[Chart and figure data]

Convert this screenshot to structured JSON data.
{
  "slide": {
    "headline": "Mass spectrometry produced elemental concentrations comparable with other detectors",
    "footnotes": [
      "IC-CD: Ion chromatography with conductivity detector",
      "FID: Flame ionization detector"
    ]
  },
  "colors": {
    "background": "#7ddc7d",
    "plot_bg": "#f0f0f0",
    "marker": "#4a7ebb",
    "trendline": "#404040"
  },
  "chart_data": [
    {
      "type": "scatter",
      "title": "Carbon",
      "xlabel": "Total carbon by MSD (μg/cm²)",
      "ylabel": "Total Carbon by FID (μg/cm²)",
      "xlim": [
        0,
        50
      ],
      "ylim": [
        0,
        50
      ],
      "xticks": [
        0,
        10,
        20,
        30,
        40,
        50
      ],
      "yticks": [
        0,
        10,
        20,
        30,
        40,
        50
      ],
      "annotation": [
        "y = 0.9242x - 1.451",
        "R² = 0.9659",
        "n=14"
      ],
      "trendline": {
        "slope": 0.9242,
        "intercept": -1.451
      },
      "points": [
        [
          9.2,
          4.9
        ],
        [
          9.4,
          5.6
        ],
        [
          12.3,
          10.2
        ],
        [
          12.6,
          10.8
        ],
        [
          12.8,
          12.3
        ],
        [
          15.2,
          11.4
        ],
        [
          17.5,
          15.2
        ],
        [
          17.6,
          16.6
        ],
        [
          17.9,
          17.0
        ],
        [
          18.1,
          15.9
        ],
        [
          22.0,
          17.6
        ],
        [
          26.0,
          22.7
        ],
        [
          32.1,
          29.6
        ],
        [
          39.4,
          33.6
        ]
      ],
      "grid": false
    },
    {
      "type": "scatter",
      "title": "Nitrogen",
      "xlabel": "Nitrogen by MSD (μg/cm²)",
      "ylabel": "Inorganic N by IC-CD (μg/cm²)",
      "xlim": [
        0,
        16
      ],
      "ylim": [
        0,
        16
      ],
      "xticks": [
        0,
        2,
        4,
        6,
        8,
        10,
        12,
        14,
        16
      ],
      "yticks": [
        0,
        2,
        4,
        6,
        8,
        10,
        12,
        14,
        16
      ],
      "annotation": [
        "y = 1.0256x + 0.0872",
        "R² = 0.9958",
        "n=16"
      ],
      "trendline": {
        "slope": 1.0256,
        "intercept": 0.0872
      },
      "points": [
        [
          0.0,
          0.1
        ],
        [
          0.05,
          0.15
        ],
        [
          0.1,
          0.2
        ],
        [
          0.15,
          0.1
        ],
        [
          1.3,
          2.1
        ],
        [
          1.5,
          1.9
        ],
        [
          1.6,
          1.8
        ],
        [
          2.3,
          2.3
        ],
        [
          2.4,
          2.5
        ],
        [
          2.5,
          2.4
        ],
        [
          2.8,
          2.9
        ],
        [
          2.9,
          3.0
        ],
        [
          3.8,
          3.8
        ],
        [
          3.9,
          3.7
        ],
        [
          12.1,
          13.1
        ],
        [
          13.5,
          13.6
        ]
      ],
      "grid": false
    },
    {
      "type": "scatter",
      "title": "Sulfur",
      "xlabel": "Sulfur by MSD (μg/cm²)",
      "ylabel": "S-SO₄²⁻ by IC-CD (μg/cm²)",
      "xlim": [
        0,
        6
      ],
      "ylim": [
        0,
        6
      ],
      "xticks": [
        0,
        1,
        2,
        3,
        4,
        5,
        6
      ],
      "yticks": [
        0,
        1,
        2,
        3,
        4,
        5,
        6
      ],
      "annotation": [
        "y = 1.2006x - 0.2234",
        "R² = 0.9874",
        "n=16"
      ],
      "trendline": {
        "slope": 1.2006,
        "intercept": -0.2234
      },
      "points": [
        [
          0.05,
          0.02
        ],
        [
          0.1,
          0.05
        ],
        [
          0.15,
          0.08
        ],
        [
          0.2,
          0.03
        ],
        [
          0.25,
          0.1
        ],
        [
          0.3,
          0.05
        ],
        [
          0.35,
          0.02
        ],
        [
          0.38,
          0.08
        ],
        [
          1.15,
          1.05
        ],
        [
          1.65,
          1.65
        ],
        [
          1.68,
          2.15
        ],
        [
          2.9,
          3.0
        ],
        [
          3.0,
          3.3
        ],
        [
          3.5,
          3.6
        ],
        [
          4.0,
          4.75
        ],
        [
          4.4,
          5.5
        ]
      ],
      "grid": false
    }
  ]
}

● Brief
Count each line of the data where the word "title" appears, then reply with the total only.

● Response to this exercise
3